TASK DIRECTIONS – Only lines holding the word "icon" should be copied from the material.

RECORDS PROVIDED –
────────
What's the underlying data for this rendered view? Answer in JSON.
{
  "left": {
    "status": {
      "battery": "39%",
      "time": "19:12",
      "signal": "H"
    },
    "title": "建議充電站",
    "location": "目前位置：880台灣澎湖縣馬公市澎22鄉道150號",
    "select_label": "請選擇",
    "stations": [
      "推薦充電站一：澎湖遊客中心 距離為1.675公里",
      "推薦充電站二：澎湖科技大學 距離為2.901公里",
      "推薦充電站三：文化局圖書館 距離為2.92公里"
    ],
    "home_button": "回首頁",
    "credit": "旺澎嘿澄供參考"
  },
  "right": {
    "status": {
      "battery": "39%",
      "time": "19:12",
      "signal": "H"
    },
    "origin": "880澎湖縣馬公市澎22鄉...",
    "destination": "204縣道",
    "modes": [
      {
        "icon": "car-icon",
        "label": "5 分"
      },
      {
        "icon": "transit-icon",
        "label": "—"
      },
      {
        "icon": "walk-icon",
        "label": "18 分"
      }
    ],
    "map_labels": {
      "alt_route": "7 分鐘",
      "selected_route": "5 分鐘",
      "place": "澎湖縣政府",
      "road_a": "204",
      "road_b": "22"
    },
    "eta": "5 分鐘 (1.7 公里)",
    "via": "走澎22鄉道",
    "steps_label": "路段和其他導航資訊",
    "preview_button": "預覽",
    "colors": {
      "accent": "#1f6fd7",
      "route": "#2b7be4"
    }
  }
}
────────
TASK ANSWER –
        "icon": "car-icon",
        "icon": "transit-icon",
        "icon": "walk-icon",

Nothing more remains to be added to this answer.